* Your instructions: Without including any images, reproduce each entry exactly.

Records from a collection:
+++
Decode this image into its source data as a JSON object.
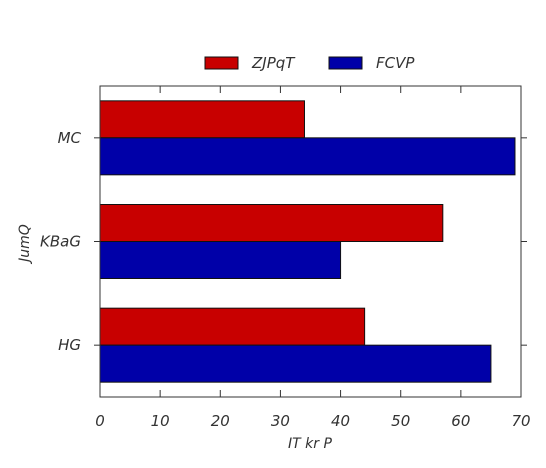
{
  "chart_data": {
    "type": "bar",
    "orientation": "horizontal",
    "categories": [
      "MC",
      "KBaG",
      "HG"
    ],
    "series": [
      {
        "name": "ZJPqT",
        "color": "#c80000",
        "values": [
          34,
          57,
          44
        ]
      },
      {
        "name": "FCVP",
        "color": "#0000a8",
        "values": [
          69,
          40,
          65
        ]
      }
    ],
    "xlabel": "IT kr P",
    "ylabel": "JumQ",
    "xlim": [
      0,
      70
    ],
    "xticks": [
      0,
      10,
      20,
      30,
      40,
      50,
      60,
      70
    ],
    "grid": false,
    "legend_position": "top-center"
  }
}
+++
* Full output:
Decode this image into its source data as a JSON object.
{
  "chart_data": {
    "type": "bar",
    "orientation": "horizontal",
    "categories": [
      "MC",
      "KBaG",
      "HG"
    ],
    "series": [
      {
        "name": "ZJPqT",
        "color": "#c80000",
        "values": [
          34,
          57,
          44
        ]
      },
      {
        "name": "FCVP",
        "color": "#0000a8",
        "values": [
          69,
          40,
          65
        ]
      }
    ],
    "xlabel": "IT kr P",
    "ylabel": "JumQ",
    "xlim": [
      0,
      70
    ],
    "xticks": [
      0,
      10,
      20,
      30,
      40,
      50,
      60,
      70
    ],
    "grid": false,
    "legend_position": "top-center"
  }
}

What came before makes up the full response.